__WHAT IS EXPECTED__: Reproduce all lines of the listing below in which the word "size" occurs.

__GIVEN ENTRIES__:
------

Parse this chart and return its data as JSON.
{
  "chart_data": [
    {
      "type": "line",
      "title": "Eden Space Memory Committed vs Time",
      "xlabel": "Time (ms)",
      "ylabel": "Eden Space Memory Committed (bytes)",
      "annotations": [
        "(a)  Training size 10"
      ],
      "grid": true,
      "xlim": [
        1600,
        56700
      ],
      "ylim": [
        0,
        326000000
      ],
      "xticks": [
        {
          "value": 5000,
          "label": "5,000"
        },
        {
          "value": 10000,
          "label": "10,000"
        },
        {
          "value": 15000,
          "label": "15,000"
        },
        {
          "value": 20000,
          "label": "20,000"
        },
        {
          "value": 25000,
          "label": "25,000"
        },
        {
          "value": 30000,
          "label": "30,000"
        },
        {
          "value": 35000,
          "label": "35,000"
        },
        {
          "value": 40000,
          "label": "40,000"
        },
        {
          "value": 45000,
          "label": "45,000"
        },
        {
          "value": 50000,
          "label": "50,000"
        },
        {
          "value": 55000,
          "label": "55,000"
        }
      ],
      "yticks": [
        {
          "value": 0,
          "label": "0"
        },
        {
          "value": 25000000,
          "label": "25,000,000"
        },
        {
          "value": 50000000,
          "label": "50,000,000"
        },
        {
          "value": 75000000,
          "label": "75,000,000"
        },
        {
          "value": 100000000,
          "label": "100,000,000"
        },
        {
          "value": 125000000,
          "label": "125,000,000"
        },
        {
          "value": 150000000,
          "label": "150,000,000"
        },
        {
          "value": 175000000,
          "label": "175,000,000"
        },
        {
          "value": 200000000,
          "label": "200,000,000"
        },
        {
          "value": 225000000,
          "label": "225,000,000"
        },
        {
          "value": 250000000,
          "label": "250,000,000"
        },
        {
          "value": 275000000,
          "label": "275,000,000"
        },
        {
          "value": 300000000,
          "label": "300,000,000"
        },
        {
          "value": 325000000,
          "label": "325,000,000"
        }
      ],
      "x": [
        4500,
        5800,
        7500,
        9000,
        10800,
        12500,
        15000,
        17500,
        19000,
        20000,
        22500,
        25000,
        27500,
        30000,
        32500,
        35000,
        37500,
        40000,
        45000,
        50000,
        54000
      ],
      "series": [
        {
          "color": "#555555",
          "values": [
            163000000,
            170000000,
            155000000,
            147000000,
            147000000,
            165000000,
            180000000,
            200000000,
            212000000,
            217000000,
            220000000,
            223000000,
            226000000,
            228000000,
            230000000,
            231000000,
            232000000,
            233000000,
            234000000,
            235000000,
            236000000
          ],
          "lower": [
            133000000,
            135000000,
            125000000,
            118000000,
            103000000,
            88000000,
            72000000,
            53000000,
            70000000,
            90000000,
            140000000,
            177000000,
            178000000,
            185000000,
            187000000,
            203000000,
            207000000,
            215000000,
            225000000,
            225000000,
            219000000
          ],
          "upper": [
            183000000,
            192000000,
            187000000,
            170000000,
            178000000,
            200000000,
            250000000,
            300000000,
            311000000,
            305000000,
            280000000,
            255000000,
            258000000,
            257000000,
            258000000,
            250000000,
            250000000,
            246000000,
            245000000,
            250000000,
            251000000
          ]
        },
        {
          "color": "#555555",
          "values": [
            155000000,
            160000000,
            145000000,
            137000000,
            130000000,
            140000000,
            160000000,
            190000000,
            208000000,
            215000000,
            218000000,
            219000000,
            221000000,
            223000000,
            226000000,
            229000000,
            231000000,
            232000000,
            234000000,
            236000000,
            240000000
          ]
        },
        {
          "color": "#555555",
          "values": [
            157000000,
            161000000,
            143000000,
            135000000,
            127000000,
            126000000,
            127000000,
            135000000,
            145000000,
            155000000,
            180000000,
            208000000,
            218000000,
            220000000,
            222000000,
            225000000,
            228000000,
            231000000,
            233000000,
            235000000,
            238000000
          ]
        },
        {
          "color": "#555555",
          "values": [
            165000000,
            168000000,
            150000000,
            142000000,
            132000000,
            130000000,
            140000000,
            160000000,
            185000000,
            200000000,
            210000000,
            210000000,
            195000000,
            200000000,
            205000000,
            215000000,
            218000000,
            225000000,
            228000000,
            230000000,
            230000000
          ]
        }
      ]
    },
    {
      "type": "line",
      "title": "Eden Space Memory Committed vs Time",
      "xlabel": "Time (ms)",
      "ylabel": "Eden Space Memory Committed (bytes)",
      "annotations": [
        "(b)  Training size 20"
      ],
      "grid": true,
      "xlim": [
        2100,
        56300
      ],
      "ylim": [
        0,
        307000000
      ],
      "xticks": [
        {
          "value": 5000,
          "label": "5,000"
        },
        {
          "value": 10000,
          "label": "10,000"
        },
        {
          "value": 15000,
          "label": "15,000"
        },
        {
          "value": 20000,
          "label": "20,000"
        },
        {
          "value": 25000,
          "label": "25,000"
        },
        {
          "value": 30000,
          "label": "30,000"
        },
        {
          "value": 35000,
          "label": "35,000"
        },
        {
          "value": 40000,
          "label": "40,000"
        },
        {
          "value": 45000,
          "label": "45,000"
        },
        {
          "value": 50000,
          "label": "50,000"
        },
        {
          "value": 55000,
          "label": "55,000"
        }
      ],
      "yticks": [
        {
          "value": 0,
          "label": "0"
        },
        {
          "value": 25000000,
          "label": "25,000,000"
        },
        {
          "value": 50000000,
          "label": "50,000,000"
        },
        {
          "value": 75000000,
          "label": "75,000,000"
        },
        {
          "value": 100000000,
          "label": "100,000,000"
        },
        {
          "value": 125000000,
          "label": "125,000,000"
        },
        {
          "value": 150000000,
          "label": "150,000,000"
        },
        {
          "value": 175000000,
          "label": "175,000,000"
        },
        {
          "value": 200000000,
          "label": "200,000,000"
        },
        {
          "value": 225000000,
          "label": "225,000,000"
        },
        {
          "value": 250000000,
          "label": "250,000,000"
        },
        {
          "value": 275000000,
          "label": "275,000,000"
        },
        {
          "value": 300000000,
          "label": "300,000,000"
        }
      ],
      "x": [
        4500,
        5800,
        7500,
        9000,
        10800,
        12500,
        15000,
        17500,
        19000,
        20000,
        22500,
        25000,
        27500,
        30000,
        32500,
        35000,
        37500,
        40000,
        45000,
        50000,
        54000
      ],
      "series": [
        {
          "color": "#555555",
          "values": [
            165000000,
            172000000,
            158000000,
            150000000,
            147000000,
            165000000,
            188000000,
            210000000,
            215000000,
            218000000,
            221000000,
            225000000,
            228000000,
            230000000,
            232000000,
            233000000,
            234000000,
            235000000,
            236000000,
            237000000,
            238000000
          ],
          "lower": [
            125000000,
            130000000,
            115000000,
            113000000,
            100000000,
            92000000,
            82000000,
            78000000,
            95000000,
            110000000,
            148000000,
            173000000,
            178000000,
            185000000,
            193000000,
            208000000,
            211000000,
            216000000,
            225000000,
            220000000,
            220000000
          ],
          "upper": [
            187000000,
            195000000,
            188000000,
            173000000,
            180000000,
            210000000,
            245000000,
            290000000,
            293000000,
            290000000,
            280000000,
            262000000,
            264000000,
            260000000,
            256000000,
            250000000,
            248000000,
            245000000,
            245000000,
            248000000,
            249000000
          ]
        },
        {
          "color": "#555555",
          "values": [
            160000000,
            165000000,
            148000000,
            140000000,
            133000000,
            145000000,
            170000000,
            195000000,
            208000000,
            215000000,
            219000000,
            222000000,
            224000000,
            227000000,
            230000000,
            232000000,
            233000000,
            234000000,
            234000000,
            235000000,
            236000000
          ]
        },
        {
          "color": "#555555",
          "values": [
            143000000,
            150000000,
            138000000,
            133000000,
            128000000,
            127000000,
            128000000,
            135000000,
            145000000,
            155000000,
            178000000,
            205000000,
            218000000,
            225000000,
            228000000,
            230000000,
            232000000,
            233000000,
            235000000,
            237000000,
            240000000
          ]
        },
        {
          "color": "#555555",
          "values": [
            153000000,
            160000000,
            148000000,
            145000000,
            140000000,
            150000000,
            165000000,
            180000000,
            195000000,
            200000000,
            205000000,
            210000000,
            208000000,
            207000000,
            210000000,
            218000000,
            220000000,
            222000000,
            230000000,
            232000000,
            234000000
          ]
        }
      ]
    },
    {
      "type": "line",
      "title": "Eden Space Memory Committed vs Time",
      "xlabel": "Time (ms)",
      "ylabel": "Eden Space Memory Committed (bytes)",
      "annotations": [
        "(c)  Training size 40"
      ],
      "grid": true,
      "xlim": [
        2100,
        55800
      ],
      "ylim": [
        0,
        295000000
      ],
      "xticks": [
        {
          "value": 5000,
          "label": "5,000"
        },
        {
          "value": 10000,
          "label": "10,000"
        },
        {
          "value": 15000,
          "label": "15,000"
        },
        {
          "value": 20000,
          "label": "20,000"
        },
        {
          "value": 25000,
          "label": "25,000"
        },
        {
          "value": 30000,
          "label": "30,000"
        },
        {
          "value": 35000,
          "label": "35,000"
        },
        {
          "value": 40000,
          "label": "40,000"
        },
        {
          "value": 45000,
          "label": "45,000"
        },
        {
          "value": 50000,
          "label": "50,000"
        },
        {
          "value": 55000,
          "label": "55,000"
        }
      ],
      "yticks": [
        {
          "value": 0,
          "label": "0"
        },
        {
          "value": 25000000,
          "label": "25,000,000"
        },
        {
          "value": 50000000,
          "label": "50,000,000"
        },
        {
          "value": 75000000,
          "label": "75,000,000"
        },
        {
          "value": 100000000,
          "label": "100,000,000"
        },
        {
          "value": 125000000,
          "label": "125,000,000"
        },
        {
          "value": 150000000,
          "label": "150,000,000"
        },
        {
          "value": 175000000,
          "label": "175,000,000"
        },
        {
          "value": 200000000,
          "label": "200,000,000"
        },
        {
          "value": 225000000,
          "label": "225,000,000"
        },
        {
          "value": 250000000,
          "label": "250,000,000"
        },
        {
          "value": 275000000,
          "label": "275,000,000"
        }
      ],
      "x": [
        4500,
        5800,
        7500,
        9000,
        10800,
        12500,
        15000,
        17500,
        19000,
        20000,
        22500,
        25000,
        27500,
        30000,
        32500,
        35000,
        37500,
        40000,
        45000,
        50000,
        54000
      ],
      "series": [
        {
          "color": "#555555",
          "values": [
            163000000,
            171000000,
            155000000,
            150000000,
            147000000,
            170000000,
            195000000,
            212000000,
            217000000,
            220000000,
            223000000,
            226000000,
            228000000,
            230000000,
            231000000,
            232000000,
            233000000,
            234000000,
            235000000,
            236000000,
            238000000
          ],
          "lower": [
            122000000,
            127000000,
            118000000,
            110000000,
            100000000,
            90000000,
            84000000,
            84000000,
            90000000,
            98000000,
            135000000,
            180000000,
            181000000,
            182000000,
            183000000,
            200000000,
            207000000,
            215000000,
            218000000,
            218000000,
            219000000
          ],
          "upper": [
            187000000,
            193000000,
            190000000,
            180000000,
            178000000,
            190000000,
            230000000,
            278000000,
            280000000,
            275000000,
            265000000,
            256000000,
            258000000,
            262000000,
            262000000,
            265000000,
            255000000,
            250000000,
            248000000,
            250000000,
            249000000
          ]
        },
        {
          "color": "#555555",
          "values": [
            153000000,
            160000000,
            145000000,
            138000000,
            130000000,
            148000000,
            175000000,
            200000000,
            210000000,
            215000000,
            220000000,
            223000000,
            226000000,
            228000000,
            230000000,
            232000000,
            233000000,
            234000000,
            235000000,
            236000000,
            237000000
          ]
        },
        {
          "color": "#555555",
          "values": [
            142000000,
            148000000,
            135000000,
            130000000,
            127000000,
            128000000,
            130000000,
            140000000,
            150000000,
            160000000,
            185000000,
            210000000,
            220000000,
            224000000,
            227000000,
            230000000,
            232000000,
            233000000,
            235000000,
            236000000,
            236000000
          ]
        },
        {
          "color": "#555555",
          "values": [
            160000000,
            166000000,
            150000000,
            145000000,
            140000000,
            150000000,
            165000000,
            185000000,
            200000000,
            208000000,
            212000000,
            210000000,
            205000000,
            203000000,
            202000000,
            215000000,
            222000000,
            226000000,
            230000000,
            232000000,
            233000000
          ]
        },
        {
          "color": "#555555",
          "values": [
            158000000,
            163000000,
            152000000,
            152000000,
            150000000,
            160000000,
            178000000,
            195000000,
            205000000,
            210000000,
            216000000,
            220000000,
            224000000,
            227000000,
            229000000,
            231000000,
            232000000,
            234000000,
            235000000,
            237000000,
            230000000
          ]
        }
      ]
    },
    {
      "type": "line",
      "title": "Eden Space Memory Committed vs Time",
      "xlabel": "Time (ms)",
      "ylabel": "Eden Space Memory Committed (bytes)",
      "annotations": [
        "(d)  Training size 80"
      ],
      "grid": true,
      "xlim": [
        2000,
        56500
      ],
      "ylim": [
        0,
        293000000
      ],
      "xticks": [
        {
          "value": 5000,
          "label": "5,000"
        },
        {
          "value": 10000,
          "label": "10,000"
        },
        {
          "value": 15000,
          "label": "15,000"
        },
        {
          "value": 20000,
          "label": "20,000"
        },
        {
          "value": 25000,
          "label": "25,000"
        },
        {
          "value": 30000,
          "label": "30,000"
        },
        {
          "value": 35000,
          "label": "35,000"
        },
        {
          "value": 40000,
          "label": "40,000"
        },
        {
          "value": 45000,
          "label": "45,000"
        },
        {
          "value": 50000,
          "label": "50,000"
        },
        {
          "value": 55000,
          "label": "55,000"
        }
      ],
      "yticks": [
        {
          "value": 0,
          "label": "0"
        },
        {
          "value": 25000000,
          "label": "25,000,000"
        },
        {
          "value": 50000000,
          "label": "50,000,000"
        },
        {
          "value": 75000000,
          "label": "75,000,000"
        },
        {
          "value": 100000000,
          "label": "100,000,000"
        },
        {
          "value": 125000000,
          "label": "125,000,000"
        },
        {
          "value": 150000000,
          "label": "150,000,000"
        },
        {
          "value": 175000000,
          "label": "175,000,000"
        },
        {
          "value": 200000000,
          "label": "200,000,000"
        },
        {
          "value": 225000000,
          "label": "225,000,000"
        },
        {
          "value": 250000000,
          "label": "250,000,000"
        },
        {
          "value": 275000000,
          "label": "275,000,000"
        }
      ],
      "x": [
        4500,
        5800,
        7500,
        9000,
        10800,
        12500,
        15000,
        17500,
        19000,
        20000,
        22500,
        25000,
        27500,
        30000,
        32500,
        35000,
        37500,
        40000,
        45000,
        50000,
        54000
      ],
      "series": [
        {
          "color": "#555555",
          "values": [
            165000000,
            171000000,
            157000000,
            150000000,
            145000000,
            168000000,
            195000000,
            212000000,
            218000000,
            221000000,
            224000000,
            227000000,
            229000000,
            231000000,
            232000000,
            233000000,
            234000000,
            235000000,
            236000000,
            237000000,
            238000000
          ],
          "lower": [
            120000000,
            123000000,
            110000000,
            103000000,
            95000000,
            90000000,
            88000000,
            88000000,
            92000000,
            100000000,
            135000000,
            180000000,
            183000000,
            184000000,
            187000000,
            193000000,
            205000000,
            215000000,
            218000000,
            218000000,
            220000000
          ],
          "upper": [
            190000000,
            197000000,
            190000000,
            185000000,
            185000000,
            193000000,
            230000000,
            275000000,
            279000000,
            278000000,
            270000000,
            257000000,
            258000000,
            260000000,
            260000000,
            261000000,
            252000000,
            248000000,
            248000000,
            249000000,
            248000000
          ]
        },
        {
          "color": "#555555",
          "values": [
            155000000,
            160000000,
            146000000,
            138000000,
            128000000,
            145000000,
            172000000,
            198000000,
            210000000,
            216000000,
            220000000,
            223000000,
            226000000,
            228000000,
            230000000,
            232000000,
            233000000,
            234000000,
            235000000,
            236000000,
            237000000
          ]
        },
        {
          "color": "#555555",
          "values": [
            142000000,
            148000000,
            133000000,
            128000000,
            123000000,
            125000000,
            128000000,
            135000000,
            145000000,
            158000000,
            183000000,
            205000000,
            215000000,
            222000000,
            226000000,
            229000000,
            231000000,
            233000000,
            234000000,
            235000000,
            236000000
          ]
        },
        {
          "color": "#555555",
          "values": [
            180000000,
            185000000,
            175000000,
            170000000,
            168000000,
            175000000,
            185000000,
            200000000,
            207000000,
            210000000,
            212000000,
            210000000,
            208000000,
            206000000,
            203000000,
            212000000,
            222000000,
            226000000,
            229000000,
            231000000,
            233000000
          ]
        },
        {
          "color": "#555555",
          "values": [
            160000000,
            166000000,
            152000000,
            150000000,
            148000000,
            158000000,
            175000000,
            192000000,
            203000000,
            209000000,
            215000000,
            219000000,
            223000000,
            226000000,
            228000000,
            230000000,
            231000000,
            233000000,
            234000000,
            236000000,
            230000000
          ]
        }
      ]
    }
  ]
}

------

__COMPLETE ANSWER__:
        "(a)  Training size 10"
        "(b)  Training size 20"
        "(c)  Training size 40"
        "(d)  Training size 80"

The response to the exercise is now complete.